TASK DESCRIPTION:
Take every line where the string "this" appears and copy it.
— Start DATA LINES —
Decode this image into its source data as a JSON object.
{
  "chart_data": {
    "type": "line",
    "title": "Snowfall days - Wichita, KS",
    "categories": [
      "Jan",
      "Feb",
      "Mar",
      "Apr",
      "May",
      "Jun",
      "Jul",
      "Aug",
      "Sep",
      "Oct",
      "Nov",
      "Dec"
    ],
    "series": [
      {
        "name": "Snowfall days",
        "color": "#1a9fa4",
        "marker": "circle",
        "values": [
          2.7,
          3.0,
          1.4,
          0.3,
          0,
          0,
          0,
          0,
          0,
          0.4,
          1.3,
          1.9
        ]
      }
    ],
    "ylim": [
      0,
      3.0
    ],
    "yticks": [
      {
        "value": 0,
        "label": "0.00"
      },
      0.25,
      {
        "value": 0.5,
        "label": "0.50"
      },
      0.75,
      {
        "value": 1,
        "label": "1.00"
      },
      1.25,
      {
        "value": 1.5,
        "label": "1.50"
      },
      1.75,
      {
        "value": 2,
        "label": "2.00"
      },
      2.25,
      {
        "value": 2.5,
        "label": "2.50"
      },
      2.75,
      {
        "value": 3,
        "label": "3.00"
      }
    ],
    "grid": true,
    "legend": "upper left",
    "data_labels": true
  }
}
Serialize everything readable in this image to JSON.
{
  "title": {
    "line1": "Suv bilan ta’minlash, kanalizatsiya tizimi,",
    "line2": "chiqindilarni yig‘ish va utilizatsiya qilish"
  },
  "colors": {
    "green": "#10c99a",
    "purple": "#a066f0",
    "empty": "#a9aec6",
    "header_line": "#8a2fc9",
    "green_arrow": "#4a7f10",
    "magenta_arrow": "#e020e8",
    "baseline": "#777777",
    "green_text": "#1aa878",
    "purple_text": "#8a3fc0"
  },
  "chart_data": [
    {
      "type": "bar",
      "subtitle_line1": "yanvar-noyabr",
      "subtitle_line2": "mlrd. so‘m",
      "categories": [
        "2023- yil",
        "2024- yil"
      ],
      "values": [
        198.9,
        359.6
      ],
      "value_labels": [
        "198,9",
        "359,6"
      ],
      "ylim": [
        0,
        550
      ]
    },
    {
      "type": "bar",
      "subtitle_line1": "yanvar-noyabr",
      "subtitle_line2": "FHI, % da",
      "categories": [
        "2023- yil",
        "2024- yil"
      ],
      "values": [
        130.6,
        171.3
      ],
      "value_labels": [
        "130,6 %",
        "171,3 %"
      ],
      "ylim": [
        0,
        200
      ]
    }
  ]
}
— End DATA LINES —
PROBLEM SOLUTION:
Decode this image into its source data as a JSON object.
Serialize everything readable in this image to JSON.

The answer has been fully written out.